Items from a dataset:
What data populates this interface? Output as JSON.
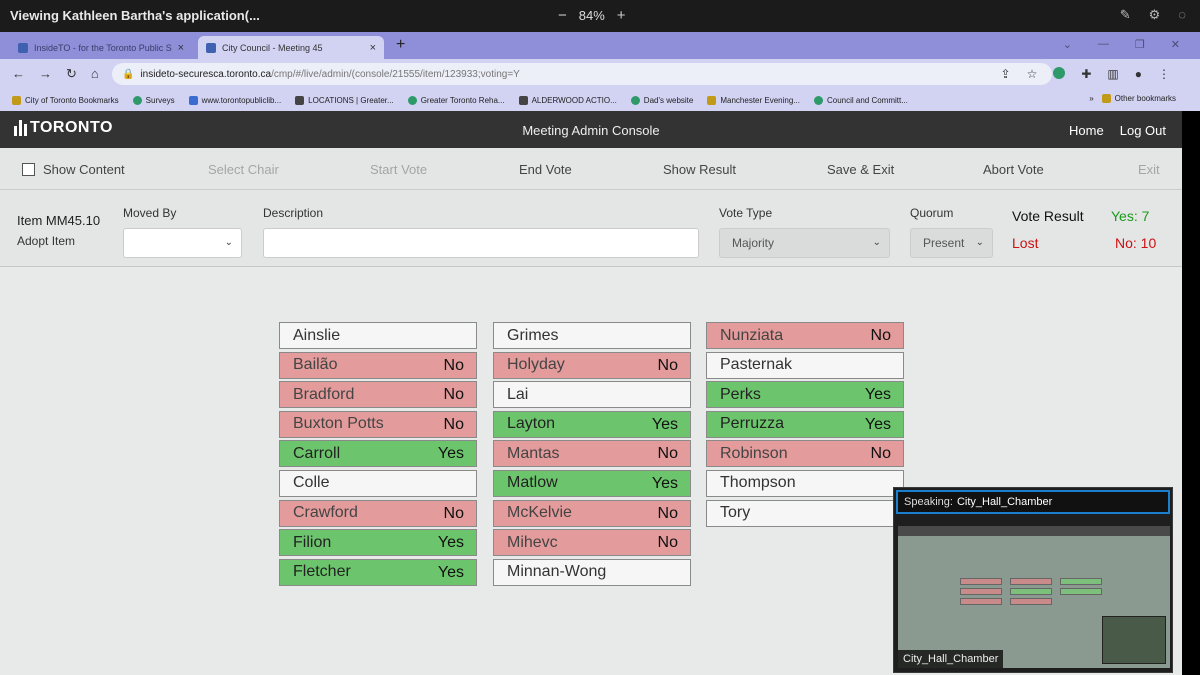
{
  "share_bar": {
    "title": "Viewing Kathleen Bartha's application(...",
    "zoom_minus": "−",
    "zoom_value": "84%",
    "zoom_plus": "+"
  },
  "browser": {
    "tabs": [
      {
        "label": "InsideTO - for the Toronto Public Se...",
        "close": "×"
      },
      {
        "label": "City Council - Meeting 45",
        "close": "×"
      }
    ],
    "new_tab": "+",
    "url_host": "insideto-securesca.toronto.ca",
    "url_path": "/cmp/#/live/admin/(console/21555/item/123933;voting=Y",
    "bookmarks": [
      {
        "label": "City of Toronto Bookmarks",
        "icon": "folder-icon"
      },
      {
        "label": "Surveys",
        "icon": "globe-icon"
      },
      {
        "label": "www.torontopubliclib...",
        "icon": "tpl-icon"
      },
      {
        "label": "LOCATIONS | Greater...",
        "icon": "page-icon"
      },
      {
        "label": "Greater Toronto Reha...",
        "icon": "globe-icon"
      },
      {
        "label": "ALDERWOOD ACTIO...",
        "icon": "page-icon"
      },
      {
        "label": "Dad's website",
        "icon": "globe-icon"
      },
      {
        "label": "Manchester Evening...",
        "icon": "folder-icon"
      },
      {
        "label": "Council and Committ...",
        "icon": "globe-icon"
      }
    ],
    "more": "»",
    "other_bookmarks": "Other bookmarks"
  },
  "app": {
    "logo_text": "TORONTO",
    "title": "Meeting Admin Console",
    "home": "Home",
    "logout": "Log Out"
  },
  "toolbar": {
    "show_content": "Show Content",
    "select_chair": "Select Chair",
    "start_vote": "Start Vote",
    "end_vote": "End Vote",
    "show_result": "Show Result",
    "save_exit": "Save & Exit",
    "abort_vote": "Abort Vote",
    "exit": "Exit"
  },
  "form": {
    "item_id": "Item MM45.10",
    "item_action": "Adopt Item",
    "moved_by_label": "Moved By",
    "moved_by_value": "",
    "description_label": "Description",
    "description_value": "",
    "vote_type_label": "Vote Type",
    "vote_type_value": "Majority",
    "quorum_label": "Quorum",
    "quorum_value": "Present",
    "vote_result_label": "Vote Result",
    "yes_count": "Yes: 7",
    "result": "Lost",
    "no_count": "No: 10"
  },
  "colors": {
    "yes": "#6cc56c",
    "no": "#e49b9b",
    "neutral": "#f6f6f6",
    "header": "#333333"
  },
  "members": {
    "col1": [
      {
        "name": "Ainslie",
        "vote": "",
        "status": "none"
      },
      {
        "name": "Bailão",
        "vote": "No",
        "status": "no"
      },
      {
        "name": "Bradford",
        "vote": "No",
        "status": "no"
      },
      {
        "name": "Buxton Potts",
        "vote": "No",
        "status": "no"
      },
      {
        "name": "Carroll",
        "vote": "Yes",
        "status": "yes"
      },
      {
        "name": "Colle",
        "vote": "",
        "status": "none"
      },
      {
        "name": "Crawford",
        "vote": "No",
        "status": "no"
      },
      {
        "name": "Filion",
        "vote": "Yes",
        "status": "yes"
      },
      {
        "name": "Fletcher",
        "vote": "Yes",
        "status": "yes"
      }
    ],
    "col2": [
      {
        "name": "Grimes",
        "vote": "",
        "status": "none"
      },
      {
        "name": "Holyday",
        "vote": "No",
        "status": "no"
      },
      {
        "name": "Lai",
        "vote": "",
        "status": "none"
      },
      {
        "name": "Layton",
        "vote": "Yes",
        "status": "yes"
      },
      {
        "name": "Mantas",
        "vote": "No",
        "status": "no"
      },
      {
        "name": "Matlow",
        "vote": "Yes",
        "status": "yes"
      },
      {
        "name": "McKelvie",
        "vote": "No",
        "status": "no"
      },
      {
        "name": "Mihevc",
        "vote": "No",
        "status": "no"
      },
      {
        "name": "Minnan-Wong",
        "vote": "",
        "status": "none"
      }
    ],
    "col3": [
      {
        "name": "Nunziata",
        "vote": "No",
        "status": "no"
      },
      {
        "name": "Pasternak",
        "vote": "",
        "status": "none"
      },
      {
        "name": "Perks",
        "vote": "Yes",
        "status": "yes"
      },
      {
        "name": "Perruzza",
        "vote": "Yes",
        "status": "yes"
      },
      {
        "name": "Robinson",
        "vote": "No",
        "status": "no"
      },
      {
        "name": "Thompson",
        "vote": "",
        "status": "none"
      },
      {
        "name": "Tory",
        "vote": "",
        "status": "none"
      }
    ]
  },
  "video": {
    "speaking_label": "Speaking:",
    "speaking_name": "City_Hall_Chamber",
    "tile_name": "City_Hall_Chamber"
  }
}
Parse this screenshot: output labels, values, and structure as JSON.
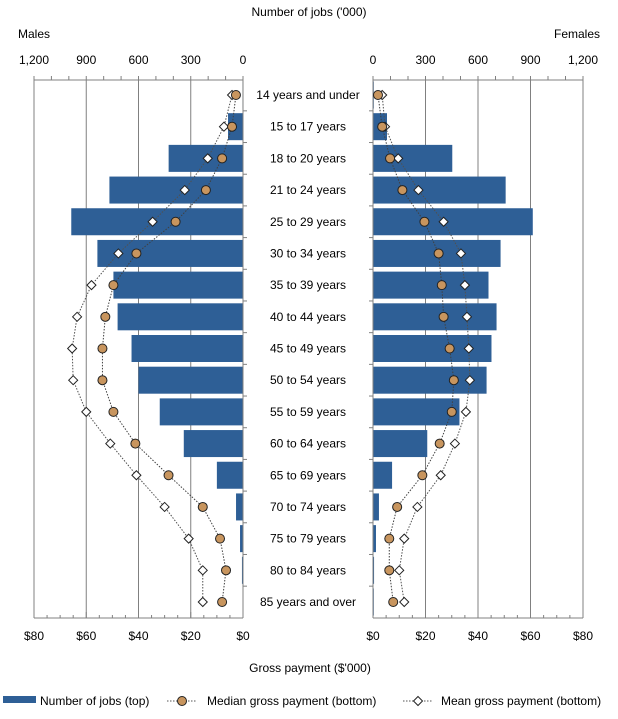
{
  "chart_data": {
    "type": "bar",
    "top_axis_title": "Number of jobs ('000)",
    "bottom_axis_title": "Gross payment ($'000)",
    "left_panel_label": "Males",
    "right_panel_label": "Females",
    "top_ticks_left": [
      "1,200",
      "900",
      "600",
      "300",
      "0"
    ],
    "top_ticks_right": [
      "0",
      "300",
      "600",
      "900",
      "1,200"
    ],
    "bottom_ticks_left": [
      "$80",
      "$60",
      "$40",
      "$20",
      "$0"
    ],
    "bottom_ticks_right": [
      "$0",
      "$20",
      "$40",
      "$60",
      "$80"
    ],
    "jobs_range": [
      0,
      1200
    ],
    "payment_range": [
      0,
      80
    ],
    "grid": true,
    "legend_placement": "bottom",
    "colors": {
      "bar": "#2e5f96",
      "median": "#c8955e",
      "mean": "#ffffff"
    },
    "categories": [
      "14 years and under",
      "15 to 17 years",
      "18 to 20 years",
      "21 to 24 years",
      "25 to 29 years",
      "30 to 34 years",
      "35 to 39 years",
      "40 to 44 years",
      "45 to 49 years",
      "50 to 54 years",
      "55 to 59 years",
      "60 to 64 years",
      "65 to 69 years",
      "70 to 74 years",
      "75 to 79 years",
      "80 to 84 years",
      "85 years and over"
    ],
    "males": {
      "jobs": [
        3,
        86,
        427,
        767,
        986,
        836,
        744,
        720,
        640,
        600,
        478,
        340,
        150,
        40,
        17,
        6,
        2
      ],
      "median": [
        2.7,
        4.2,
        8.0,
        14.2,
        25.8,
        40.8,
        49.6,
        52.7,
        53.8,
        53.8,
        49.6,
        41.2,
        28.5,
        15.4,
        8.8,
        6.5,
        8.0
      ],
      "mean": [
        4.2,
        7.3,
        13.5,
        22.3,
        34.6,
        47.7,
        58.0,
        63.5,
        65.4,
        65.0,
        60.0,
        50.8,
        40.8,
        30.0,
        20.8,
        15.4,
        15.4
      ]
    },
    "females": {
      "jobs": [
        2,
        80,
        453,
        758,
        913,
        729,
        660,
        706,
        677,
        649,
        494,
        310,
        109,
        34,
        17,
        6,
        3
      ],
      "median": [
        1.9,
        3.5,
        6.5,
        11.2,
        19.6,
        25.0,
        26.2,
        26.9,
        29.2,
        30.8,
        30.0,
        25.4,
        18.8,
        9.2,
        6.2,
        6.2,
        7.7
      ],
      "mean": [
        3.5,
        4.6,
        9.6,
        17.3,
        26.9,
        33.5,
        35.0,
        35.8,
        36.5,
        36.9,
        35.4,
        31.2,
        25.8,
        16.9,
        11.9,
        10.0,
        11.9
      ]
    },
    "legend": [
      {
        "name": "Number of jobs (top)",
        "marker": "bar"
      },
      {
        "name": "Median gross payment (bottom)",
        "marker": "circle"
      },
      {
        "name": "Mean gross payment (bottom)",
        "marker": "diamond"
      }
    ]
  }
}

▸ Work to be completed
Check each line above for the string "JSON" and show the ones that have it.

▸ Exercise response
What data populates this interface? Output as JSON.
Parse this screenshot: output labels, values, and structure as JSON.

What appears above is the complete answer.